Output all the material that follows, exactly as given.
— START Supplied data —
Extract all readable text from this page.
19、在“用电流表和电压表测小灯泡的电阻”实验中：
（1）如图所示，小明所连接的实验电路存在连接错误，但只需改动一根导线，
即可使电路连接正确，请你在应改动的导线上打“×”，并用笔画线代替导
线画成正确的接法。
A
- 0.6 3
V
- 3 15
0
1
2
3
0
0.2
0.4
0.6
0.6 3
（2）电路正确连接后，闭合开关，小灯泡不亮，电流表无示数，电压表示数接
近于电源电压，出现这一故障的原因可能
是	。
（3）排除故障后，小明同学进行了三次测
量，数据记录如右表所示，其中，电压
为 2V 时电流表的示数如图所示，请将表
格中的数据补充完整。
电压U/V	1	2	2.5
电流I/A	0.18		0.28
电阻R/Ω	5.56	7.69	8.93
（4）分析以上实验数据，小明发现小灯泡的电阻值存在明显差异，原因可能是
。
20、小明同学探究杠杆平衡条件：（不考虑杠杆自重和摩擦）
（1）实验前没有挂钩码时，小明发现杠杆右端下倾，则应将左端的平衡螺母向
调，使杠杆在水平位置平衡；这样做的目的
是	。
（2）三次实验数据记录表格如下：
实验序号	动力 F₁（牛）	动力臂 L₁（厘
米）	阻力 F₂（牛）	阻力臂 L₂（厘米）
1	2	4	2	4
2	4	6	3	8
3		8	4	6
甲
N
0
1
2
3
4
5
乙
— END Supplied data —
- **Task solution**:
Extract all readable text from this page.
19、在“用电流表和电压表测小灯泡的电阻”实验中：
（1）如图所示，小明所连接的实验电路存在连接错误，但只需改动一根导线，
即可使电路连接正确，请你在应改动的导线上打“×”，并用笔画线代替导
线画成正确的接法。
A
- 0.6 3
V
- 3 15
0
1
2
3
0
0.2
0.4
0.6
0.6 3
（2）电路正确连接后，闭合开关，小灯泡不亮，电流表无示数，电压表示数接
近于电源电压，出现这一故障的原因可能
是	。
（3）排除故障后，小明同学进行了三次测
量，数据记录如右表所示，其中，电压
为 2V 时电流表的示数如图所示，请将表
格中的数据补充完整。
电压U/V	1	2	2.5
电流I/A	0.18		0.28
电阻R/Ω	5.56	7.69	8.93
（4）分析以上实验数据，小明发现小灯泡的电阻值存在明显差异，原因可能是
。
20、小明同学探究杠杆平衡条件：（不考虑杠杆自重和摩擦）
（1）实验前没有挂钩码时，小明发现杠杆右端下倾，则应将左端的平衡螺母向
调，使杠杆在水平位置平衡；这样做的目的
是	。
（2）三次实验数据记录表格如下：
实验序号	动力 F₁（牛）	动力臂 L₁（厘
米）	阻力 F₂（牛）	阻力臂 L₂（厘米）
1	2	4	2	4
2	4	6	3	8
3		8	4	6
甲
N
0
1
2
3
4
5
乙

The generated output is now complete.